Requirement: Copy out all lines that carry the word "content".

** BEGIN Dataset records **

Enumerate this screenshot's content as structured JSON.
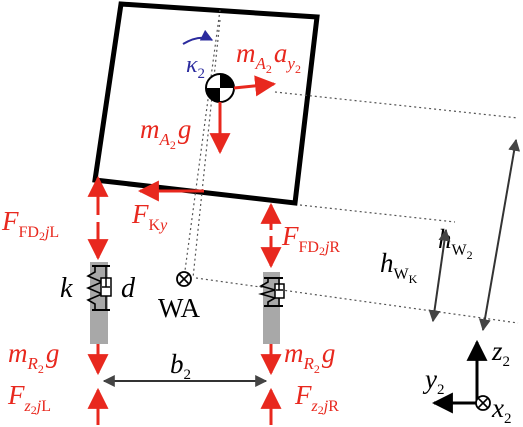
{
  "colors": {
    "force": "#e8281e",
    "body": "#000000",
    "spring_fill": "#a8a8a8",
    "angle": "#2b2b9e",
    "dotted": "#555555"
  },
  "labels": {
    "kappa": "κ",
    "kappa_sub": "2",
    "m_a2_ay2": {
      "m": "m",
      "A": "A",
      "two": "2",
      "a": "a",
      "y": "y",
      "ytwo": "2"
    },
    "m_a2_g": {
      "m": "m",
      "A": "A",
      "two": "2",
      "g": "g"
    },
    "f_fd_l": {
      "F": "F",
      "FD": "FD",
      "two": "2",
      "j": "j",
      "L": "L"
    },
    "f_fd_r": {
      "F": "F",
      "FD": "FD",
      "two": "2",
      "j": "j",
      "R": "R"
    },
    "f_ky": {
      "F": "F",
      "K": "K",
      "y": "y"
    },
    "h_w2": {
      "h": "h",
      "W": "W",
      "two": "2"
    },
    "h_wk": {
      "h": "h",
      "W": "W",
      "K": "K"
    },
    "k": "k",
    "d": "d",
    "wa": "WA",
    "m_r2_g_left": {
      "m": "m",
      "R": "R",
      "two": "2",
      "g": "g"
    },
    "m_r2_g_right": {
      "m": "m",
      "R": "R",
      "two": "2",
      "g": "g"
    },
    "b2": {
      "b": "b",
      "two": "2"
    },
    "f_z_l": {
      "F": "F",
      "z": "z",
      "two": "2",
      "j": "j",
      "L": "L"
    },
    "f_z_r": {
      "F": "F",
      "z": "z",
      "two": "2",
      "j": "j",
      "R": "R"
    },
    "axis_z2": {
      "z": "z",
      "two": "2"
    },
    "axis_y2": {
      "y": "y",
      "two": "2"
    },
    "axis_x2": {
      "x": "x",
      "two": "2"
    }
  }
}
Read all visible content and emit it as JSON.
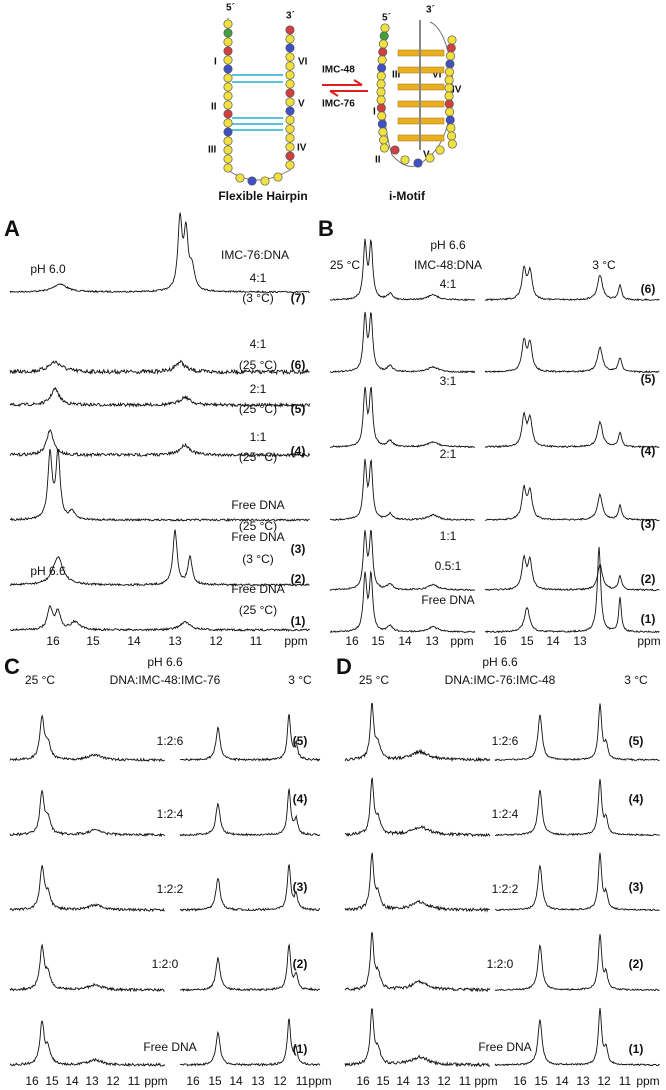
{
  "schematic": {
    "hairpin_5": "5´",
    "hairpin_3": "3´",
    "hairpin_regions": [
      "I",
      "II",
      "III",
      "IV",
      "V",
      "VI"
    ],
    "arrow_top": "IMC-48",
    "arrow_bottom": "IMC-76",
    "imotif_5": "5´",
    "imotif_3": "3´",
    "imotif_regions": [
      "I",
      "II",
      "III",
      "IV",
      "V",
      "VI"
    ],
    "hairpin_label": "Flexible Hairpin",
    "imotif_label": "i-Motif"
  },
  "panels": [
    {
      "letter": "A",
      "texts": [
        "pH 6.0",
        "IMC-76:DNA",
        "4:1",
        "(3 °C)",
        "(7)",
        "4:1",
        "(25 °C)",
        "(6)",
        "2:1",
        "(25 °C)",
        "(5)",
        "1:1",
        "(25 °C)",
        "(4)",
        "Free DNA",
        "(25 °C)",
        "(3)",
        "pH 6.6",
        "Free DNA",
        "(3 °C)",
        "(2)",
        "Free DNA",
        "(25 °C)",
        "(1)"
      ],
      "ticks": [
        16,
        15,
        14,
        13,
        12,
        11,
        "ppm"
      ]
    },
    {
      "letter": "B",
      "texts": [
        "pH 6.6",
        "25 °C",
        "IMC-48:DNA",
        "3 °C",
        "4:1",
        "(6)",
        "3:1",
        "(5)",
        "2:1",
        "(4)",
        "1:1",
        "(3)",
        "0.5:1",
        "(2)",
        "Free DNA",
        "(1)"
      ],
      "ticks": [
        16,
        15,
        14,
        13,
        "ppm",
        16,
        15,
        14,
        13,
        "ppm"
      ]
    },
    {
      "letter": "C",
      "texts": [
        "pH 6.6",
        "25 °C",
        "DNA:IMC-48:IMC-76",
        "3 °C",
        "1:2:6",
        "(5)",
        "1:2:4",
        "(4)",
        "1:2:2",
        "(3)",
        "1:2:0",
        "(2)",
        "Free DNA",
        "(1)"
      ],
      "ticks": [
        16,
        15,
        14,
        13,
        12,
        11,
        "ppm",
        16,
        15,
        14,
        13,
        12,
        11,
        "ppm"
      ]
    },
    {
      "letter": "D",
      "texts": [
        "pH 6.6",
        "25 °C",
        "DNA:IMC-76:IMC-48",
        "3 °C",
        "1:2:6",
        "(5)",
        "1:2:4",
        "(4)",
        "1:2:2",
        "(3)",
        "1:2:0",
        "(2)",
        "Free DNA",
        "(1)"
      ],
      "ticks": [
        16,
        15,
        14,
        13,
        12,
        11,
        "ppm",
        16,
        15,
        14,
        13,
        12,
        11,
        "ppm"
      ]
    }
  ]
}
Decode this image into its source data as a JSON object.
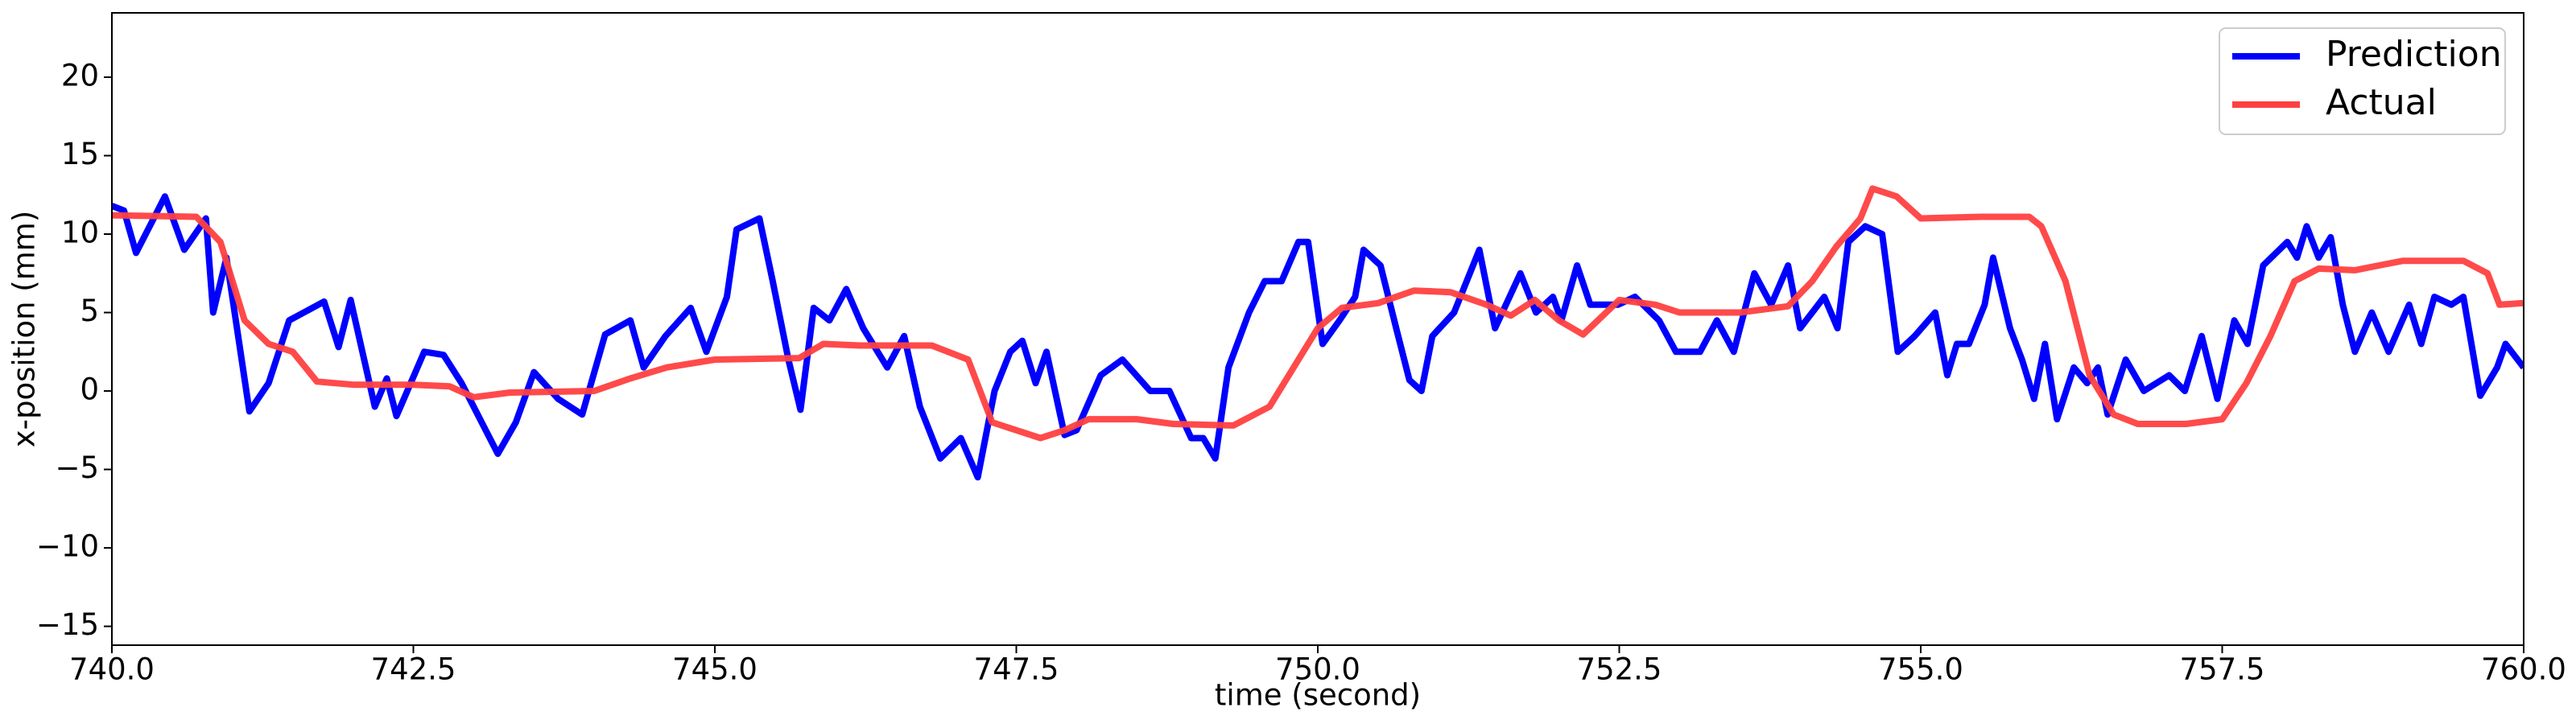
{
  "chart_data": {
    "type": "line",
    "xlabel": "time (second)",
    "ylabel": "x-position (mm)",
    "xlim": [
      740,
      760
    ],
    "xticks": [
      {
        "value": 740,
        "label": "740.0"
      },
      {
        "value": 742.5,
        "label": "742.5"
      },
      {
        "value": 745,
        "label": "745.0"
      },
      {
        "value": 747.5,
        "label": "747.5"
      },
      {
        "value": 750,
        "label": "750.0"
      },
      {
        "value": 752.5,
        "label": "752.5"
      },
      {
        "value": 755,
        "label": "755.0"
      },
      {
        "value": 757.5,
        "label": "757.5"
      },
      {
        "value": 760,
        "label": "760.0"
      }
    ],
    "ylim": [
      -16.2,
      24.1
    ],
    "yticks": [
      {
        "value": -15,
        "label": "−15"
      },
      {
        "value": -10,
        "label": "−10"
      },
      {
        "value": -5,
        "label": "−5"
      },
      0,
      5,
      10,
      15,
      20
    ],
    "legend": "upper right",
    "series": [
      {
        "name": "Prediction",
        "color": "#0000ff",
        "x": [
          740,
          740.1,
          740.2,
          740.44,
          740.6,
          740.78,
          740.84,
          740.95,
          741.14,
          741.3,
          741.47,
          741.76,
          741.88,
          741.98,
          742.18,
          742.28,
          742.36,
          742.59,
          742.75,
          742.9,
          743.2,
          743.35,
          743.5,
          743.7,
          743.9,
          744.09,
          744.3,
          744.41,
          744.59,
          744.8,
          744.93,
          745.1,
          745.18,
          745.37,
          745.48,
          745.61,
          745.71,
          745.82,
          745.95,
          746.09,
          746.23,
          746.43,
          746.57,
          746.7,
          746.87,
          747.04,
          747.18,
          747.32,
          747.45,
          747.55,
          747.66,
          747.75,
          747.9,
          748.0,
          748.2,
          748.38,
          748.61,
          748.77,
          748.95,
          749.05,
          749.15,
          749.26,
          749.43,
          749.56,
          749.7,
          749.84,
          749.92,
          750.04,
          750.18,
          750.31,
          750.38,
          750.52,
          750.65,
          750.76,
          750.86,
          750.95,
          751.13,
          751.34,
          751.47,
          751.68,
          751.81,
          751.95,
          752.02,
          752.15,
          752.26,
          752.49,
          752.63,
          752.83,
          752.97,
          753.17,
          753.31,
          753.45,
          753.62,
          753.76,
          753.9,
          754.0,
          754.2,
          754.31,
          754.4,
          754.54,
          754.68,
          754.81,
          754.95,
          755.12,
          755.22,
          755.3,
          755.4,
          755.53,
          755.6,
          755.74,
          755.84,
          755.94,
          756.03,
          756.13,
          756.27,
          756.38,
          756.47,
          756.55,
          756.7,
          756.85,
          757.06,
          757.19,
          757.33,
          757.46,
          757.6,
          757.71,
          757.84,
          758.04,
          758.12,
          758.2,
          758.3,
          758.4,
          758.5,
          758.6,
          758.74,
          758.88,
          759.05,
          759.15,
          759.26,
          759.4,
          759.5,
          759.64,
          759.78,
          759.85,
          760
        ],
        "values": [
          11.8,
          11.5,
          8.8,
          12.4,
          9.0,
          11.0,
          5.0,
          8.5,
          -1.3,
          0.5,
          4.5,
          5.7,
          2.8,
          5.8,
          -1.0,
          0.8,
          -1.6,
          2.5,
          2.3,
          0.5,
          -4.0,
          -2.0,
          1.2,
          -0.5,
          -1.5,
          3.6,
          4.5,
          1.5,
          3.5,
          5.3,
          2.5,
          6.0,
          10.3,
          11.0,
          7.0,
          2.0,
          -1.2,
          5.3,
          4.5,
          6.5,
          4.0,
          1.5,
          3.5,
          -1.0,
          -4.3,
          -3.0,
          -5.5,
          0.0,
          2.5,
          3.2,
          0.5,
          2.5,
          -2.8,
          -2.5,
          1.0,
          2.0,
          0.0,
          0.0,
          -3.0,
          -3.0,
          -4.3,
          1.5,
          5.0,
          7.0,
          7.0,
          9.5,
          9.5,
          3.0,
          4.5,
          6.0,
          9.0,
          8.0,
          4.0,
          0.7,
          0.0,
          3.5,
          5.0,
          9.0,
          4.0,
          7.5,
          5.0,
          6.0,
          4.5,
          8.0,
          5.5,
          5.5,
          6.0,
          4.5,
          2.5,
          2.5,
          4.5,
          2.5,
          7.5,
          5.5,
          8.0,
          4.0,
          6.0,
          4.0,
          9.5,
          10.5,
          10.0,
          2.5,
          3.5,
          5.0,
          1.0,
          3.0,
          3.0,
          5.5,
          8.5,
          4.0,
          2.0,
          -0.5,
          3.0,
          -1.8,
          1.5,
          0.5,
          1.5,
          -1.5,
          2.0,
          0.0,
          1.0,
          0.0,
          3.5,
          -0.5,
          4.5,
          3.0,
          8.0,
          9.5,
          8.5,
          10.5,
          8.5,
          9.8,
          5.5,
          2.5,
          5.0,
          2.5,
          5.5,
          3.0,
          6.0,
          5.5,
          6.0,
          -0.3,
          1.5,
          3.0,
          1.5
        ]
      },
      {
        "name": "Actual",
        "color": "#ff4040",
        "x": [
          740,
          740.7,
          740.9,
          741.1,
          741.3,
          741.5,
          741.7,
          742.0,
          742.5,
          742.8,
          743.0,
          743.3,
          744.0,
          744.3,
          744.6,
          745.0,
          745.7,
          745.9,
          746.2,
          746.8,
          747.1,
          747.3,
          747.5,
          747.7,
          747.9,
          748.1,
          748.5,
          748.8,
          749.3,
          749.6,
          749.8,
          750.0,
          750.2,
          750.5,
          750.8,
          751.1,
          751.4,
          751.6,
          751.8,
          752.0,
          752.2,
          752.5,
          752.8,
          753.0,
          753.5,
          753.9,
          754.1,
          754.3,
          754.5,
          754.6,
          754.8,
          755.0,
          755.5,
          755.9,
          756.0,
          756.2,
          756.4,
          756.6,
          756.8,
          757.2,
          757.5,
          757.7,
          757.9,
          758.1,
          758.3,
          758.6,
          758.8,
          759.0,
          759.5,
          759.7,
          759.8,
          760
        ],
        "values": [
          11.2,
          11.1,
          9.5,
          4.5,
          3.0,
          2.5,
          0.6,
          0.4,
          0.4,
          0.3,
          -0.4,
          -0.1,
          0.0,
          0.8,
          1.5,
          2.0,
          2.1,
          3.0,
          2.9,
          2.9,
          2.0,
          -2.0,
          -2.5,
          -3.0,
          -2.5,
          -1.8,
          -1.8,
          -2.1,
          -2.2,
          -1.0,
          1.5,
          4.0,
          5.3,
          5.6,
          6.4,
          6.3,
          5.5,
          4.8,
          5.8,
          4.5,
          3.6,
          5.8,
          5.5,
          5.0,
          5.0,
          5.4,
          7.0,
          9.2,
          11.0,
          12.9,
          12.4,
          11.0,
          11.1,
          11.1,
          10.5,
          7.0,
          1.0,
          -1.5,
          -2.1,
          -2.1,
          -1.8,
          0.5,
          3.5,
          7.0,
          7.8,
          7.7,
          8.0,
          8.3,
          8.3,
          7.5,
          5.5,
          5.6
        ]
      }
    ]
  }
}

** END Dataset records **

Solution to the problem:
Enumerate this screenshot's content as structured JSON.
Read all visible content and emit it as JSON.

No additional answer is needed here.